TO BE DONE:
Copy word for word everything from the first line of the items below down through the line containing "prueftemperatur-label: Prüftemperatur: [270,80,361,95]", including both of those lines.
##### GIVEN INFORMATION #####
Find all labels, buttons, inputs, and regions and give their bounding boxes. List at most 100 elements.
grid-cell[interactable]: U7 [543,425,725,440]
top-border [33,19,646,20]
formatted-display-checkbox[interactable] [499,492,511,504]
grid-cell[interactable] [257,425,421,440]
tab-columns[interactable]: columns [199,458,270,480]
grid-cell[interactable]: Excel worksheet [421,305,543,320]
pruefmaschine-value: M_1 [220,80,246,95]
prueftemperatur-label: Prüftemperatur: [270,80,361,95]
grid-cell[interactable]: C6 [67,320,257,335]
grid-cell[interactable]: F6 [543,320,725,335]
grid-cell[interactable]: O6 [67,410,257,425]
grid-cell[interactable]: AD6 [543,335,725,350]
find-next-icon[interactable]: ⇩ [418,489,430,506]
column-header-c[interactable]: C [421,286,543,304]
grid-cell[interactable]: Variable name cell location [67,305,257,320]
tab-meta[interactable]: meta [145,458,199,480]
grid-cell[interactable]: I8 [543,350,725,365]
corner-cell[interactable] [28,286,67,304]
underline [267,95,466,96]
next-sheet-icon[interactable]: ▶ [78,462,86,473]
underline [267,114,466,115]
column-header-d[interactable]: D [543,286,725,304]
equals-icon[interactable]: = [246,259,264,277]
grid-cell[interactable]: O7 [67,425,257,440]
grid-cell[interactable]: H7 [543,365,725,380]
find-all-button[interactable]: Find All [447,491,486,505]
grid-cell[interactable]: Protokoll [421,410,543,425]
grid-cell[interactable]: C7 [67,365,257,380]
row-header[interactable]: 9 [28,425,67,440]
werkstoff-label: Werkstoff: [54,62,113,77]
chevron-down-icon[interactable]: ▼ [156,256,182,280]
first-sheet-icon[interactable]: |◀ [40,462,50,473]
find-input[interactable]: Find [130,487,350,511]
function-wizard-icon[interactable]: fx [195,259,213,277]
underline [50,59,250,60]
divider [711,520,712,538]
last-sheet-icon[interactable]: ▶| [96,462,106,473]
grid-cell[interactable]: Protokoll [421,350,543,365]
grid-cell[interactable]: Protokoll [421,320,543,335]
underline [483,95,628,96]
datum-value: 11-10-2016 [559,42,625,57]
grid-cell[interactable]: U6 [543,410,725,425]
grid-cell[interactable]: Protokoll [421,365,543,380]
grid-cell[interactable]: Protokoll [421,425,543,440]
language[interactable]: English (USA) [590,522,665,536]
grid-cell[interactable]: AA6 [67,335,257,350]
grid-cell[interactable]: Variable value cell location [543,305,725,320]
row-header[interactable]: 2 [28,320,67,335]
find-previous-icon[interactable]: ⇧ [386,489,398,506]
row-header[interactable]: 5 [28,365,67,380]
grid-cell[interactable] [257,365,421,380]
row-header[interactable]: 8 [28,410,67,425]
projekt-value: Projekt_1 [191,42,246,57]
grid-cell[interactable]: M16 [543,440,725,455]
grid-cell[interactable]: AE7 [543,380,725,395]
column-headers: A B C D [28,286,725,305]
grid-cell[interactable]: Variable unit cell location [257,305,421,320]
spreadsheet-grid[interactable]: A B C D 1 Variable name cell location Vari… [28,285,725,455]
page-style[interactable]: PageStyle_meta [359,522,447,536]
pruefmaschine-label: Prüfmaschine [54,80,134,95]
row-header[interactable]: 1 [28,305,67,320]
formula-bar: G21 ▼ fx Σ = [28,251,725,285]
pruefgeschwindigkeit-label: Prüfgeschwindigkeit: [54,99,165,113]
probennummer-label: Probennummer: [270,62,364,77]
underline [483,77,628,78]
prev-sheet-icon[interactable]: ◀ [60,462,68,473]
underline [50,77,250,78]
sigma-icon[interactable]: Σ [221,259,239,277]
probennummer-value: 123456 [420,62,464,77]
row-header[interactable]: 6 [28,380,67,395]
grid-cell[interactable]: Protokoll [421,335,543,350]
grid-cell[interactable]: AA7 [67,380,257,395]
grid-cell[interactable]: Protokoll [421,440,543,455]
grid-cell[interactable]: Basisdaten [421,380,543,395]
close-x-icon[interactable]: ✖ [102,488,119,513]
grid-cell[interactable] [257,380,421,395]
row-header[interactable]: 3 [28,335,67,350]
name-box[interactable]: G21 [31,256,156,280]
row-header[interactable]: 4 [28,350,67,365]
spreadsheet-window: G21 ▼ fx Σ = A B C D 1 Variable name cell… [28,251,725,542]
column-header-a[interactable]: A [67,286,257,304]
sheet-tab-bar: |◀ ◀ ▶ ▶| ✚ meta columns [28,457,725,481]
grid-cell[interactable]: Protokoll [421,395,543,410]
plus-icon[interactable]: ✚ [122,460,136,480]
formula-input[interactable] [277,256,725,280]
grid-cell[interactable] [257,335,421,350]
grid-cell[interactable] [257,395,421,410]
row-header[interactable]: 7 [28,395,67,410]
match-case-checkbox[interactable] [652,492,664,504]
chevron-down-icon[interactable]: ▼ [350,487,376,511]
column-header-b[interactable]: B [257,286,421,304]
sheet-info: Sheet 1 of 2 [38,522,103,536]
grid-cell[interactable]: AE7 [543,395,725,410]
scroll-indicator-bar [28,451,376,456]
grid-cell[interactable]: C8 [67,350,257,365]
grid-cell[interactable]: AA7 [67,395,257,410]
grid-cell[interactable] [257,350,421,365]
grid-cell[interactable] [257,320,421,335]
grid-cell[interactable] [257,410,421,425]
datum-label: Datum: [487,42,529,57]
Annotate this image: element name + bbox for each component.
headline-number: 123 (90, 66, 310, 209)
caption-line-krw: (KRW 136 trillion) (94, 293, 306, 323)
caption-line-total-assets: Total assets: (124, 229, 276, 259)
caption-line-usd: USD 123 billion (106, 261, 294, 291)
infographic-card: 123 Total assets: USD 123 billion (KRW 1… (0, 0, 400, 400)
#####
RESULT OF THE EXERCISE:
Find all labels, buttons, inputs, and regions and give their bounding boxes. List at most 100 elements.
grid-cell[interactable]: U7 [543,425,725,440]
top-border [33,19,646,20]
formatted-display-checkbox[interactable] [499,492,511,504]
grid-cell[interactable] [257,425,421,440]
tab-columns[interactable]: columns [199,458,270,480]
grid-cell[interactable]: Excel worksheet [421,305,543,320]
pruefmaschine-value: M_1 [220,80,246,95]
prueftemperatur-label: Prüftemperatur: [270,80,361,95]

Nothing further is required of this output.